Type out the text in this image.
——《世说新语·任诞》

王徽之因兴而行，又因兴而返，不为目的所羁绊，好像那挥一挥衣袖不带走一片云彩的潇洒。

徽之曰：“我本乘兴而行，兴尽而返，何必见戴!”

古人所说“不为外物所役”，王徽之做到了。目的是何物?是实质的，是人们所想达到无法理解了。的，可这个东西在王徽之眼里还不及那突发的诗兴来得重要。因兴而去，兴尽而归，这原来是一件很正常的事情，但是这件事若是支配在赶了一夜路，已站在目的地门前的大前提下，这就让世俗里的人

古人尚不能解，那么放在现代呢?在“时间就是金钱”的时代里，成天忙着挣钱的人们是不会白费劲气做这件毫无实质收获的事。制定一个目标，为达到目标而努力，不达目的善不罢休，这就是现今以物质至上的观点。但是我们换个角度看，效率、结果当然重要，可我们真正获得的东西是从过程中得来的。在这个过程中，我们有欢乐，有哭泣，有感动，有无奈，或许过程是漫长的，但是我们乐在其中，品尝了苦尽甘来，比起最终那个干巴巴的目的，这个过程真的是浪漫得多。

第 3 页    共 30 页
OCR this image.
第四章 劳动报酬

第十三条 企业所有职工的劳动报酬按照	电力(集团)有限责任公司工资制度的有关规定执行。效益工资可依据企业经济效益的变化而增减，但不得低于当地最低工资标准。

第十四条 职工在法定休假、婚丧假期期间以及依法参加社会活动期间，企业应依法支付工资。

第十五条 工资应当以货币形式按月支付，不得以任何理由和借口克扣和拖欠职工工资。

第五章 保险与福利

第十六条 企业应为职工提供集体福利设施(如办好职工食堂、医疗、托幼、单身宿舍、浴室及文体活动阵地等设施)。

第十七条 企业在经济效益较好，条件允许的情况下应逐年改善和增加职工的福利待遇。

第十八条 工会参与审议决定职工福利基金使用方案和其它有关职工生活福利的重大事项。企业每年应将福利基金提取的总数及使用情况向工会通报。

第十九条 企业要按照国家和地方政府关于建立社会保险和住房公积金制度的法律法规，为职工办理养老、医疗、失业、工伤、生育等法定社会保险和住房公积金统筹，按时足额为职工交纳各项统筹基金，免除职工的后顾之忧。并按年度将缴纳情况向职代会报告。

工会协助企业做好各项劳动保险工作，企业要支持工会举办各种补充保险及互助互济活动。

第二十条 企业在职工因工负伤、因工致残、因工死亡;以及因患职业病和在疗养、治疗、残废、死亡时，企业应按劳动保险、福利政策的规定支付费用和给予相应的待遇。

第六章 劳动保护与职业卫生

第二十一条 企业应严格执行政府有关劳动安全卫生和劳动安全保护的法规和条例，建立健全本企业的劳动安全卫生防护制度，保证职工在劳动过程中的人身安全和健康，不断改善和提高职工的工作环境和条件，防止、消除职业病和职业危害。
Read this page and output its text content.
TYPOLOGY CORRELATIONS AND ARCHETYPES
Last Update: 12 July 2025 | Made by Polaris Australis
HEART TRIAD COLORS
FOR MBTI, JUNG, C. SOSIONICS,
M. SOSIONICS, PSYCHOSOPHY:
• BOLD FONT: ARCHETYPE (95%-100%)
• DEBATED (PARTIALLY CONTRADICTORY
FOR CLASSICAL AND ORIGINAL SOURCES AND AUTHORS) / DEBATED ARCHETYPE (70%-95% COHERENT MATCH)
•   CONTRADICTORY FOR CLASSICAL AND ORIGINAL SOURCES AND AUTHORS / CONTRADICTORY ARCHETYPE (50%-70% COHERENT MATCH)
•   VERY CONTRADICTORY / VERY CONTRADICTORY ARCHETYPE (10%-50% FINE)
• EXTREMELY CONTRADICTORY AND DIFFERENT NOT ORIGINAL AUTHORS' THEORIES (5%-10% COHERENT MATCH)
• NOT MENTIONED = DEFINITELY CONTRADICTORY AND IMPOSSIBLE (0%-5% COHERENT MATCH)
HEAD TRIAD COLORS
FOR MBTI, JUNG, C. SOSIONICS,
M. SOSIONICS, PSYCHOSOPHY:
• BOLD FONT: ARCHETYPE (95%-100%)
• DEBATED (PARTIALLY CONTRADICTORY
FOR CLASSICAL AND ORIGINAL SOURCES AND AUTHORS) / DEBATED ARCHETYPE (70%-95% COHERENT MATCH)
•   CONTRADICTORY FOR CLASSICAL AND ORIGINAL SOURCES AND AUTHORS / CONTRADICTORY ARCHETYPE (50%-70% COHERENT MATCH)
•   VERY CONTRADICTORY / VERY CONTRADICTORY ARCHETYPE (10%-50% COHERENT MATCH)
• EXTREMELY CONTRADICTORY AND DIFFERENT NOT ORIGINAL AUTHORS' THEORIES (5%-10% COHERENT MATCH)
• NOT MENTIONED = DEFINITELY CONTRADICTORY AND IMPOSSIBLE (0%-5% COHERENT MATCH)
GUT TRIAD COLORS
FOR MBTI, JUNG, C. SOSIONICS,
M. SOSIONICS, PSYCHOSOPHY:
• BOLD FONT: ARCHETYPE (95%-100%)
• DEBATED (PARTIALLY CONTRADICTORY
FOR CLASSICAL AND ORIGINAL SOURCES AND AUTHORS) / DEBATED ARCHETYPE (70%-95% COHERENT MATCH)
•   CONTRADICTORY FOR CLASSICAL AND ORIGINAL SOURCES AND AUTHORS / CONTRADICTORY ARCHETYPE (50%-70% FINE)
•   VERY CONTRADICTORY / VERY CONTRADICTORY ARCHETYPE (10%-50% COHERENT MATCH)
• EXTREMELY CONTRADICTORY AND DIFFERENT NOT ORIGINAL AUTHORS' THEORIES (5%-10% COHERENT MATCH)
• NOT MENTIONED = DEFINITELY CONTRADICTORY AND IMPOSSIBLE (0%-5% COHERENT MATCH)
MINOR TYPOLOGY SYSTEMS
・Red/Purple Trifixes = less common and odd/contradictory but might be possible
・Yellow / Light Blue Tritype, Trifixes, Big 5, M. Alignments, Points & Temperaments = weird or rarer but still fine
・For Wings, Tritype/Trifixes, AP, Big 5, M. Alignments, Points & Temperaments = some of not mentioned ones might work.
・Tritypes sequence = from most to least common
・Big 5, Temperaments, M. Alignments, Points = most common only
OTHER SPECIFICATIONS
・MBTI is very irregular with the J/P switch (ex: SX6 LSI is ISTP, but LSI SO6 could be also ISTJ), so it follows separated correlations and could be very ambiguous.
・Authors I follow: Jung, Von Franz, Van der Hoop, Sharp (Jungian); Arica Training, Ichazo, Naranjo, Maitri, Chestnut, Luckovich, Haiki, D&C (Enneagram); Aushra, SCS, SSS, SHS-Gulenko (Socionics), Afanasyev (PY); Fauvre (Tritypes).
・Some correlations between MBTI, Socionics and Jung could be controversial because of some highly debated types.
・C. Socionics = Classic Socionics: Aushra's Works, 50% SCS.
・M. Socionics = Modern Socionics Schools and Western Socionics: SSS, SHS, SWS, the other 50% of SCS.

[WRITTEN REQUEST]: Take every line that includes the string "image" and copy it.

[SOLUTION TO THE PROBLEM]:
Type out the text in this image.
OCR this image.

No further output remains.